### WHAT TO DO
Reproduce each line of the material precisely.

### PROVIDED MATERIAL
—————

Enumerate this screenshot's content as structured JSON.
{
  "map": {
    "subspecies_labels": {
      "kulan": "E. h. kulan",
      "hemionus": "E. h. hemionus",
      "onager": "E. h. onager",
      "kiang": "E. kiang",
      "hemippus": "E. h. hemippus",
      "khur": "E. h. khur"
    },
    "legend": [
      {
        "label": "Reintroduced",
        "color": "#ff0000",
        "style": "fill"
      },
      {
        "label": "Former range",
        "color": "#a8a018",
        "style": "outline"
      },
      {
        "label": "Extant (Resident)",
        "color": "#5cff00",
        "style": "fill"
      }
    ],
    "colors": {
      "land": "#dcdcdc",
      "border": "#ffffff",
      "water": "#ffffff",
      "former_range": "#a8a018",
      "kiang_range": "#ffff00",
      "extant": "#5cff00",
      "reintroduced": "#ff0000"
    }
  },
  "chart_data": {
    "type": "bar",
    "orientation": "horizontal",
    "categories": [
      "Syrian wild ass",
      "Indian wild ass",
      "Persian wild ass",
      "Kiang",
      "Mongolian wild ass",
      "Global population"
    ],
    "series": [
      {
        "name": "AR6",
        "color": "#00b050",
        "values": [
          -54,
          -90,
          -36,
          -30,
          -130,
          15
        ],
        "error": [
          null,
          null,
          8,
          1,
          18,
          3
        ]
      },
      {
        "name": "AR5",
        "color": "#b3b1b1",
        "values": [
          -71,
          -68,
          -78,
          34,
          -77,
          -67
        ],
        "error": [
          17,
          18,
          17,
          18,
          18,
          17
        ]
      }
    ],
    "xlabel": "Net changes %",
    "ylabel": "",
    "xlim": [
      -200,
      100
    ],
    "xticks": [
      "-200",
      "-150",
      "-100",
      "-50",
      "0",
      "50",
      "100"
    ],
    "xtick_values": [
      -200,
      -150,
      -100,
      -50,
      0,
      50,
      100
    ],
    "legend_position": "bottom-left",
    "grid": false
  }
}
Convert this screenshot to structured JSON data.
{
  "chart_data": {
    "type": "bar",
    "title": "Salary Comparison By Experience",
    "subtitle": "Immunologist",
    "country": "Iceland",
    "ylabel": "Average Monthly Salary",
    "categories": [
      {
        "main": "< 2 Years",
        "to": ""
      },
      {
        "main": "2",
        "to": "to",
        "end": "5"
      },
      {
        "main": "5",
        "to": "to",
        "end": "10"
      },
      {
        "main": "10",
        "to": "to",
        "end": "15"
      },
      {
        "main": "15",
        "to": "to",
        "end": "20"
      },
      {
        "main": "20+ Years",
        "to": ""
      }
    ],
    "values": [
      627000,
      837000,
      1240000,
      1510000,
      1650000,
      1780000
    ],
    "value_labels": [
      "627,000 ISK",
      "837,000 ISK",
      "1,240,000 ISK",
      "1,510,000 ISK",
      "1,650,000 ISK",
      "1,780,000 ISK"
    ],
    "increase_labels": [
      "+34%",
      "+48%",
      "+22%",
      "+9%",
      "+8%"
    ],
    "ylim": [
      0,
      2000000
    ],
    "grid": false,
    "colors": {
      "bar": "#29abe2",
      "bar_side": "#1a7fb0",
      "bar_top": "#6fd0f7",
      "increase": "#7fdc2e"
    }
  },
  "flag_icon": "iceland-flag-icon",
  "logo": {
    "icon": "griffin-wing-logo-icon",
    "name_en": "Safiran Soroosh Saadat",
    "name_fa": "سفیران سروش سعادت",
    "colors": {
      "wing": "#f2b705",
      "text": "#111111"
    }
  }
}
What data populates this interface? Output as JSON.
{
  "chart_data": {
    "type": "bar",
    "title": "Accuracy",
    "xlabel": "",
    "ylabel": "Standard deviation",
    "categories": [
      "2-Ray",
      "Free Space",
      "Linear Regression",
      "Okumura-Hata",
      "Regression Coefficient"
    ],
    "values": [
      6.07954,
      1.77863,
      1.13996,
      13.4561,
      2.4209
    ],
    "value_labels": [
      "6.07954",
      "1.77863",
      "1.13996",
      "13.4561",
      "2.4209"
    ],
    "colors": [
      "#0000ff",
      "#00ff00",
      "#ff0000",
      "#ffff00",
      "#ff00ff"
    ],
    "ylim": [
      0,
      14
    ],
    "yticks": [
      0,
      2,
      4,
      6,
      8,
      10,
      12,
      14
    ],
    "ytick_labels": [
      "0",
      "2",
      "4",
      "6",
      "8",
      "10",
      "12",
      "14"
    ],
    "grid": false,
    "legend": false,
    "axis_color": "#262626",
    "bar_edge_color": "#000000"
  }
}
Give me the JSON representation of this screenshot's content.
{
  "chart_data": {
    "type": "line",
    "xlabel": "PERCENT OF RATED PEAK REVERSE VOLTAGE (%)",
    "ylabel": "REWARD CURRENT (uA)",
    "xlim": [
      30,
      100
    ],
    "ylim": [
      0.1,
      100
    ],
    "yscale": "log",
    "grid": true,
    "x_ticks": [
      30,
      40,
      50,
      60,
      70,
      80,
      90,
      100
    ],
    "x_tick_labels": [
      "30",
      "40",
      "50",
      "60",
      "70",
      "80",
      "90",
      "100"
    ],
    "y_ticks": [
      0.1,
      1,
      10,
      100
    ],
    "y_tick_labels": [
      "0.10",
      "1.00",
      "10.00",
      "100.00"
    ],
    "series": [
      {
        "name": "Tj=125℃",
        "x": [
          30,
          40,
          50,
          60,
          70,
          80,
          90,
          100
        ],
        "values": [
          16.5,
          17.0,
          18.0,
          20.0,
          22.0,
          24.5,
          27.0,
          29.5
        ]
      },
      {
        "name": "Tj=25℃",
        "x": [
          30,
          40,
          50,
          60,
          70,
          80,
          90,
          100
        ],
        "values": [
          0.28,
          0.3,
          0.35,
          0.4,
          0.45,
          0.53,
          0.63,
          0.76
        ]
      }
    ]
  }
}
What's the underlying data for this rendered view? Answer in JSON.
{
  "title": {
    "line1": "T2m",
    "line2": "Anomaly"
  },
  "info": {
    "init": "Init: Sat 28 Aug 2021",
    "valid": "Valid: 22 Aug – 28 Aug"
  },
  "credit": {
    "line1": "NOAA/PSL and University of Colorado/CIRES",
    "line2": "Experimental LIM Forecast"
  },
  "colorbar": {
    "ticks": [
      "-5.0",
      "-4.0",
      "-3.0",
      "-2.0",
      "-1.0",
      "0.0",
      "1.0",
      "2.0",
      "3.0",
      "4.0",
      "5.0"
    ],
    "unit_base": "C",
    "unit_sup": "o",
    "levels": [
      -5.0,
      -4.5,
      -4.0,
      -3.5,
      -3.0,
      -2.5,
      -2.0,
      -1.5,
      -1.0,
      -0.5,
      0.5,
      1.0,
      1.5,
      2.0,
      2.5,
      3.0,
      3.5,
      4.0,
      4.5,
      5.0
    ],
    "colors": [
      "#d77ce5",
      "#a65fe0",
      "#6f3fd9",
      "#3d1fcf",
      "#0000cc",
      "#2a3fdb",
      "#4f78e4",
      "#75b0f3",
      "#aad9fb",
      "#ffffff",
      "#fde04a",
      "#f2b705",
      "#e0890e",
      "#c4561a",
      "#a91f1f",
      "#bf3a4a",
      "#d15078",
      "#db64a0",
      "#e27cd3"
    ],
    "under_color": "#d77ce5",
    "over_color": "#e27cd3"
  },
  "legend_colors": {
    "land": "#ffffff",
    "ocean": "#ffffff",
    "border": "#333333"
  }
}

—————

### RESULT OF THIS EXERCISE
Enumerate this screenshot's content as structured JSON.
{
  "map": {
    "subspecies_labels": {
      "kulan": "E. h. kulan",
      "hemionus": "E. h. hemionus",
      "onager": "E. h. onager",
      "kiang": "E. kiang",
      "hemippus": "E. h. hemippus",
      "khur": "E. h. khur"
    },
    "legend": [
      {
        "label": "Reintroduced",
        "color": "#ff0000",
        "style": "fill"
      },
      {
        "label": "Former range",
        "color": "#a8a018",
        "style": "outline"
      },
      {
        "label": "Extant (Resident)",
        "color": "#5cff00",
        "style": "fill"
      }
    ],
    "colors": {
      "land": "#dcdcdc",
      "border": "#ffffff",
      "water": "#ffffff",
      "former_range": "#a8a018",
      "kiang_range": "#ffff00",
      "extant": "#5cff00",
      "reintroduced": "#ff0000"
    }
  },
  "chart_data": {
    "type": "bar",
    "orientation": "horizontal",
    "categories": [
      "Syrian wild ass",
      "Indian wild ass",
      "Persian wild ass",
      "Kiang",
      "Mongolian wild ass",
      "Global population"
    ],
    "series": [
      {
        "name": "AR6",
        "color": "#00b050",
        "values": [
          -54,
          -90,
          -36,
          -30,
          -130,
          15
        ],
        "error": [
          null,
          null,
          8,
          1,
          18,
          3
        ]
      },
      {
        "name": "AR5",
        "color": "#b3b1b1",
        "values": [
          -71,
          -68,
          -78,
          34,
          -77,
          -67
        ],
        "error": [
          17,
          18,
          17,
          18,
          18,
          17
        ]
      }
    ],
    "xlabel": "Net changes %",
    "ylabel": "",
    "xlim": [
      -200,
      100
    ],
    "xticks": [
      "-200",
      "-150",
      "-100",
      "-50",
      "0",
      "50",
      "100"
    ],
    "xtick_values": [
      -200,
      -150,
      -100,
      -50,
      0,
      50,
      100
    ],
    "legend_position": "bottom-left",
    "grid": false
  }
}
Convert this screenshot to structured JSON data.
{
  "chart_data": {
    "type": "bar",
    "title": "Salary Comparison By Experience",
    "subtitle": "Immunologist",
    "country": "Iceland",
    "ylabel": "Average Monthly Salary",
    "categories": [
      {
        "main": "< 2 Years",
        "to": ""
      },
      {
        "main": "2",
        "to": "to",
        "end": "5"
      },
      {
        "main": "5",
        "to": "to",
        "end": "10"
      },
      {
        "main": "10",
        "to": "to",
        "end": "15"
      },
      {
        "main": "15",
        "to": "to",
        "end": "20"
      },
      {
        "main": "20+ Years",
        "to": ""
      }
    ],
    "values": [
      627000,
      837000,
      1240000,
      1510000,
      1650000,
      1780000
    ],
    "value_labels": [
      "627,000 ISK",
      "837,000 ISK",
      "1,240,000 ISK",
      "1,510,000 ISK",
      "1,650,000 ISK",
      "1,780,000 ISK"
    ],
    "increase_labels": [
      "+34%",
      "+48%",
      "+22%",
      "+9%",
      "+8%"
    ],
    "ylim": [
      0,
      2000000
    ],
    "grid": false,
    "colors": {
      "bar": "#29abe2",
      "bar_side": "#1a7fb0",
      "bar_top": "#6fd0f7",
      "increase": "#7fdc2e"
    }
  },
  "flag_icon": "iceland-flag-icon",
  "logo": {
    "icon": "griffin-wing-logo-icon",
    "name_en": "Safiran Soroosh Saadat",
    "name_fa": "سفیران سروش سعادت",
    "colors": {
      "wing": "#f2b705",
      "text": "#111111"
    }
  }
}
What data populates this interface? Output as JSON.
{
  "chart_data": {
    "type": "bar",
    "title": "Accuracy",
    "xlabel": "",
    "ylabel": "Standard deviation",
    "categories": [
      "2-Ray",
      "Free Space",
      "Linear Regression",
      "Okumura-Hata",
      "Regression Coefficient"
    ],
    "values": [
      6.07954,
      1.77863,
      1.13996,
      13.4561,
      2.4209
    ],
    "value_labels": [
      "6.07954",
      "1.77863",
      "1.13996",
      "13.4561",
      "2.4209"
    ],
    "colors": [
      "#0000ff",
      "#00ff00",
      "#ff0000",
      "#ffff00",
      "#ff00ff"
    ],
    "ylim": [
      0,
      14
    ],
    "yticks": [
      0,
      2,
      4,
      6,
      8,
      10,
      12,
      14
    ],
    "ytick_labels": [
      "0",
      "2",
      "4",
      "6",
      "8",
      "10",
      "12",
      "14"
    ],
    "grid": false,
    "legend": false,
    "axis_color": "#262626",
    "bar_edge_color": "#000000"
  }
}
Give me the JSON representation of this screenshot's content.
{
  "chart_data": {
    "type": "line",
    "xlabel": "PERCENT OF RATED PEAK REVERSE VOLTAGE (%)",
    "ylabel": "REWARD CURRENT (uA)",
    "xlim": [
      30,
      100
    ],
    "ylim": [
      0.1,
      100
    ],
    "yscale": "log",
    "grid": true,
    "x_ticks": [
      30,
      40,
      50,
      60,
      70,
      80,
      90,
      100
    ],
    "x_tick_labels": [
      "30",
      "40",
      "50",
      "60",
      "70",
      "80",
      "90",
      "100"
    ],
    "y_ticks": [
      0.1,
      1,
      10,
      100
    ],
    "y_tick_labels": [
      "0.10",
      "1.00",
      "10.00",
      "100.00"
    ],
    "series": [
      {
        "name": "Tj=125℃",
        "x": [
          30,
          40,
          50,
          60,
          70,
          80,
          90,
          100
        ],
        "values": [
          16.5,
          17.0,
          18.0,
          20.0,
          22.0,
          24.5,
          27.0,
          29.5
        ]
      },
      {
        "name": "Tj=25℃",
        "x": [
          30,
          40,
          50,
          60,
          70,
          80,
          90,
          100
        ],
        "values": [
          0.28,
          0.3,
          0.35,
          0.4,
          0.45,
          0.53,
          0.63,
          0.76
        ]
      }
    ]
  }
}
What's the underlying data for this rendered view? Answer in JSON.
{
  "title": {
    "line1": "T2m",
    "line2": "Anomaly"
  },
  "info": {
    "init": "Init: Sat 28 Aug 2021",
    "valid": "Valid: 22 Aug – 28 Aug"
  },
  "credit": {
    "line1": "NOAA/PSL and University of Colorado/CIRES",
    "line2": "Experimental LIM Forecast"
  },
  "colorbar": {
    "ticks": [
      "-5.0",
      "-4.0",
      "-3.0",
      "-2.0",
      "-1.0",
      "0.0",
      "1.0",
      "2.0",
      "3.0",
      "4.0",
      "5.0"
    ],
    "unit_base": "C",
    "unit_sup": "o",
    "levels": [
      -5.0,
      -4.5,
      -4.0,
      -3.5,
      -3.0,
      -2.5,
      -2.0,
      -1.5,
      -1.0,
      -0.5,
      0.5,
      1.0,
      1.5,
      2.0,
      2.5,
      3.0,
      3.5,
      4.0,
      4.5,
      5.0
    ],
    "colors": [
      "#d77ce5",
      "#a65fe0",
      "#6f3fd9",
      "#3d1fcf",
      "#0000cc",
      "#2a3fdb",
      "#4f78e4",
      "#75b0f3",
      "#aad9fb",
      "#ffffff",
      "#fde04a",
      "#f2b705",
      "#e0890e",
      "#c4561a",
      "#a91f1f",
      "#bf3a4a",
      "#d15078",
      "#db64a0",
      "#e27cd3"
    ],
    "under_color": "#d77ce5",
    "over_color": "#e27cd3"
  },
  "legend_colors": {
    "land": "#ffffff",
    "ocean": "#ffffff",
    "border": "#333333"
  }
}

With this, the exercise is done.